__Goal__.
Reproduce the records that follow in full, excluding any picture they contain.

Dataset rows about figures
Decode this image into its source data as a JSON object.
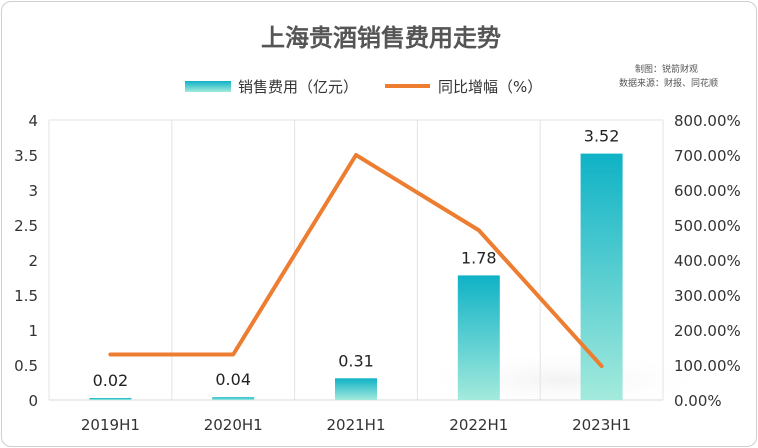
{
  "chart_data": {
    "type": "bar",
    "title": "上海贵酒销售费用走势",
    "categories": [
      "2019H1",
      "2020H1",
      "2021H1",
      "2022H1",
      "2023H1"
    ],
    "series": [
      {
        "name": "销售费用（亿元）",
        "type": "bar",
        "axis": "left",
        "values": [
          0.02,
          0.04,
          0.31,
          1.78,
          3.52
        ],
        "labels": [
          "0.02",
          "0.04",
          "0.31",
          "1.78",
          "3.52"
        ]
      },
      {
        "name": "同比增幅（%）",
        "type": "line",
        "axis": "right",
        "values": [
          130,
          130,
          700,
          485,
          97
        ]
      }
    ],
    "y_left": {
      "min": 0,
      "max": 4,
      "ticks": [
        "0",
        "0.5",
        "1",
        "1.5",
        "2",
        "2.5",
        "3",
        "3.5",
        "4"
      ]
    },
    "y_right": {
      "min": 0,
      "max": 800,
      "ticks": [
        "0.00%",
        "100.00%",
        "200.00%",
        "300.00%",
        "400.00%",
        "500.00%",
        "600.00%",
        "700.00%",
        "800.00%"
      ]
    },
    "grid": "vertical",
    "legend": "top-center",
    "notes": [
      "制图：锐箭财观",
      "数据来源：财报、同花顺"
    ],
    "colors": {
      "bar_top": "#0fb2c6",
      "bar_bottom": "#a3eadc",
      "line": "#ed7d31",
      "grid": "#e3e3e3"
    }
  }
}
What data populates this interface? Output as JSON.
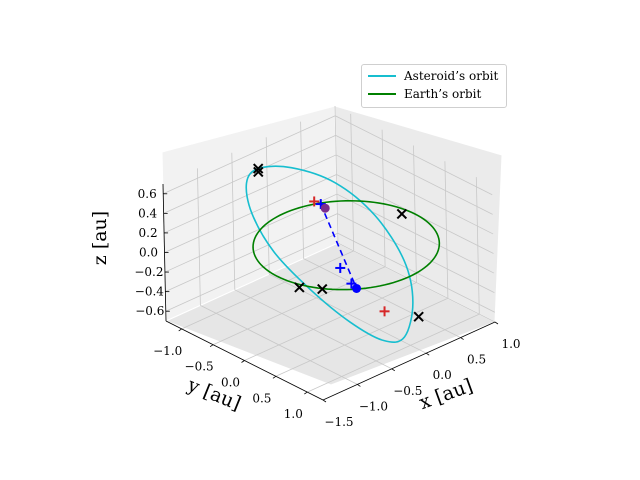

__In response__.
Decode this image into its source data as a JSON object.
{
  "chart_data": {
    "type": "bar",
    "title": "上海贵酒销售费用走势",
    "categories": [
      "2019H1",
      "2020H1",
      "2021H1",
      "2022H1",
      "2023H1"
    ],
    "series": [
      {
        "name": "销售费用（亿元）",
        "type": "bar",
        "axis": "left",
        "values": [
          0.02,
          0.04,
          0.31,
          1.78,
          3.52
        ],
        "labels": [
          "0.02",
          "0.04",
          "0.31",
          "1.78",
          "3.52"
        ]
      },
      {
        "name": "同比增幅（%）",
        "type": "line",
        "axis": "right",
        "values": [
          130,
          130,
          700,
          485,
          97
        ]
      }
    ],
    "y_left": {
      "min": 0,
      "max": 4,
      "ticks": [
        "0",
        "0.5",
        "1",
        "1.5",
        "2",
        "2.5",
        "3",
        "3.5",
        "4"
      ]
    },
    "y_right": {
      "min": 0,
      "max": 800,
      "ticks": [
        "0.00%",
        "100.00%",
        "200.00%",
        "300.00%",
        "400.00%",
        "500.00%",
        "600.00%",
        "700.00%",
        "800.00%"
      ]
    },
    "grid": "vertical",
    "legend": "top-center",
    "notes": [
      "制图：锐箭财观",
      "数据来源：财报、同花顺"
    ],
    "colors": {
      "bar_top": "#0fb2c6",
      "bar_bottom": "#a3eadc",
      "line": "#ed7d31",
      "grid": "#e3e3e3"
    }
  }
}
What data populates this interface? Output as JSON.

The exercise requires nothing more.